REQUEST
Reproduce the records below in full and without edits, omitting images.

Dataset items
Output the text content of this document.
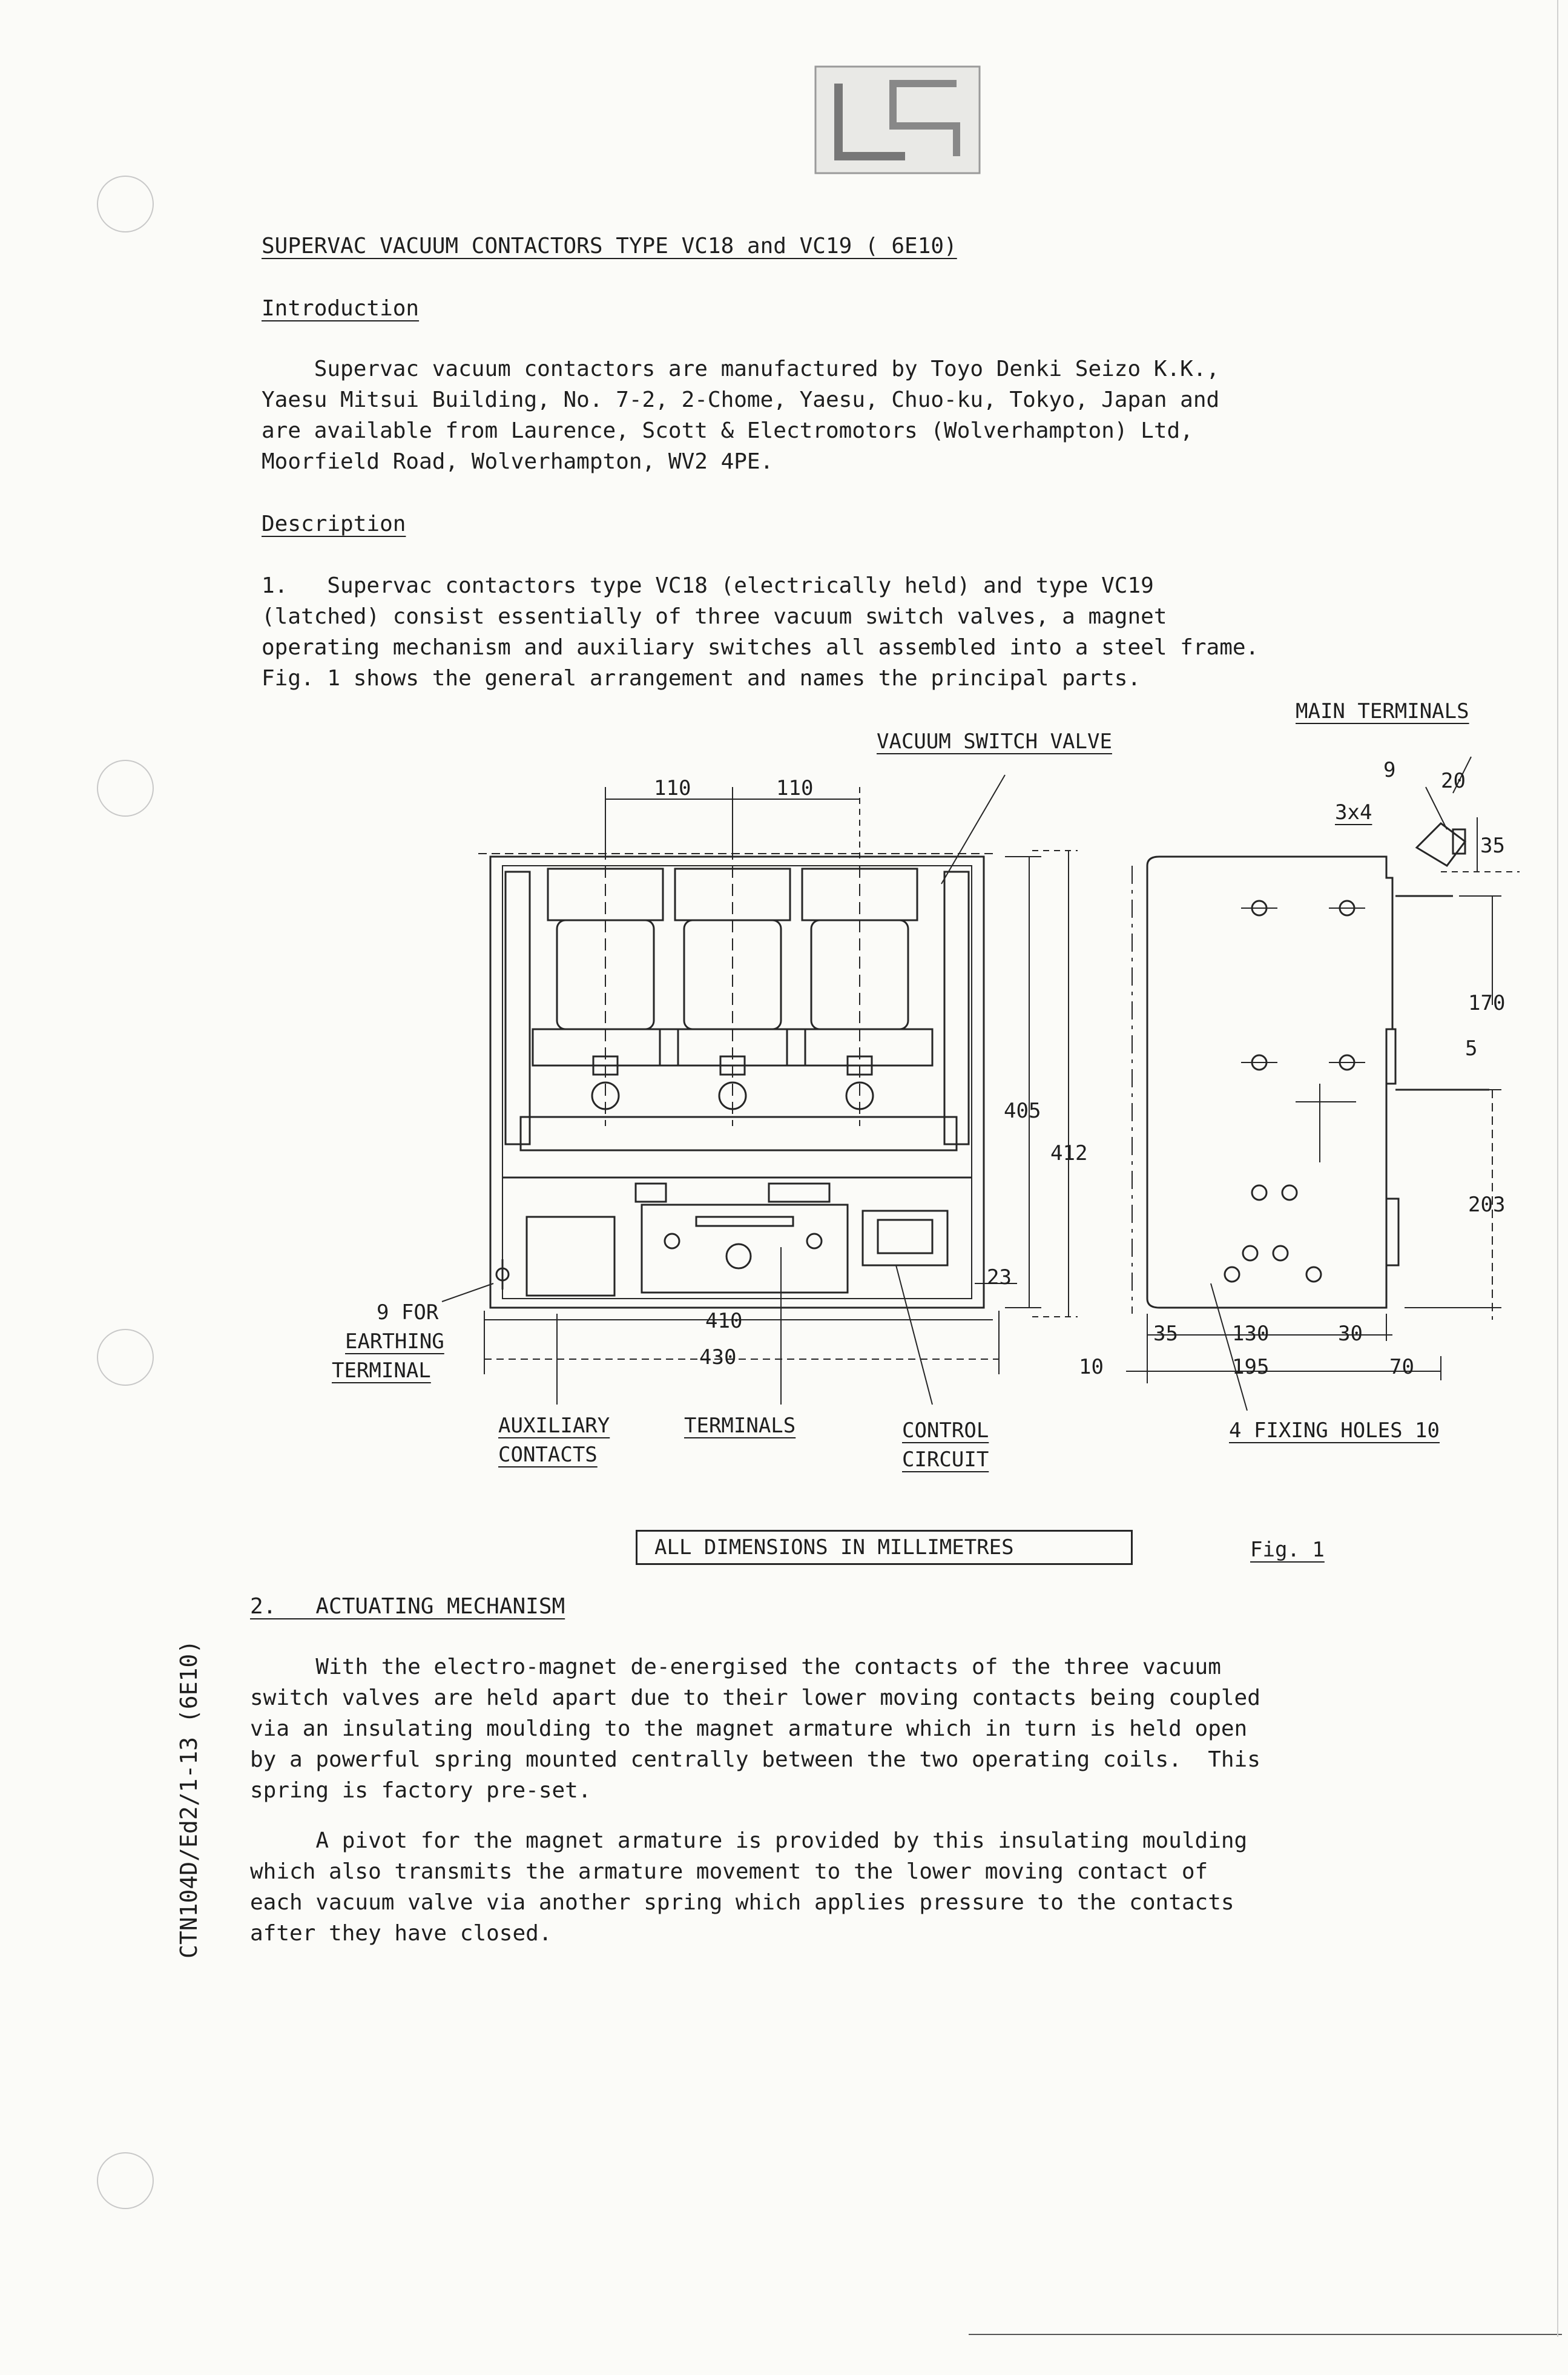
SUPERVAC VACUUM CONTACTORS TYPE VC18 and VC19 ( 6E10)
Introduction
Supervac vacuum contactors are manufactured by Toyo Denki Seizo K.K.,
Yaesu Mitsui Building, No. 7-2, 2-Chome, Yaesu, Chuo-ku, Tokyo, Japan and
are available from Laurence, Scott & Electromotors (Wolverhampton) Ltd,
Moorfield Road, Wolverhampton, WV2 4PE.
Description
1.   Supervac contactors type VC18 (electrically held) and type VC19
(latched) consist essentially of three vacuum switch valves, a magnet
operating mechanism and auxiliary switches all assembled into a steel frame.
Fig. 1 shows the general arrangement and names the principal parts.
MAIN TERMINALS
VACUUM SWITCH VALVE
9 FOR
EARTHING
TERMINAL
AUXILIARY
CONTACTS
TERMINALS	CONTROL
CIRCUIT
4 FIXING HOLES 10
110	110
405
412
23
410
430	10
9 20
3x4
35
170
5
203
35	130	30
195	70
ALL DIMENSIONS IN MILLIMETRES	Fig. 1
2.   ACTUATING MECHANISM
With the electro-magnet de-energised the contacts of the three vacuum
switch valves are held apart due to their lower moving contacts being coupled
via an insulating moulding to the magnet armature which in turn is held open
by a powerful spring mounted centrally between the two operating coils.  This
spring is factory pre-set.
A pivot for the magnet armature is provided by this insulating moulding
which also transmits the armature movement to the lower moving contact of
each vacuum valve via another spring which applies pressure to the contacts
after they have closed.
CTN104D/Ed2/1-13 (6E10)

EXERCISE ANSWER
Output the text content of this document.
SUPERVAC VACUUM CONTACTORS TYPE VC18 and VC19 ( 6E10)
Introduction
Supervac vacuum contactors are manufactured by Toyo Denki Seizo K.K.,
Yaesu Mitsui Building, No. 7-2, 2-Chome, Yaesu, Chuo-ku, Tokyo, Japan and
are available from Laurence, Scott & Electromotors (Wolverhampton) Ltd,
Moorfield Road, Wolverhampton, WV2 4PE.
Description
1.   Supervac contactors type VC18 (electrically held) and type VC19
(latched) consist essentially of three vacuum switch valves, a magnet
operating mechanism and auxiliary switches all assembled into a steel frame.
Fig. 1 shows the general arrangement and names the principal parts.
MAIN TERMINALS
VACUUM SWITCH VALVE
9 FOR
EARTHING
TERMINAL
AUXILIARY
CONTACTS
TERMINALS	CONTROL
CIRCUIT
4 FIXING HOLES 10
110	110
405
412
23
410
430	10
9 20
3x4
35
170
5
203
35	130	30
195	70
ALL DIMENSIONS IN MILLIMETRES	Fig. 1
2.   ACTUATING MECHANISM
With the electro-magnet de-energised the contacts of the three vacuum
switch valves are held apart due to their lower moving contacts being coupled
via an insulating moulding to the magnet armature which in turn is held open
by a powerful spring mounted centrally between the two operating coils.  This
spring is factory pre-set.
A pivot for the magnet armature is provided by this insulating moulding
which also transmits the armature movement to the lower moving contact of
each vacuum valve via another spring which applies pressure to the contacts
after they have closed.
CTN104D/Ed2/1-13 (6E10)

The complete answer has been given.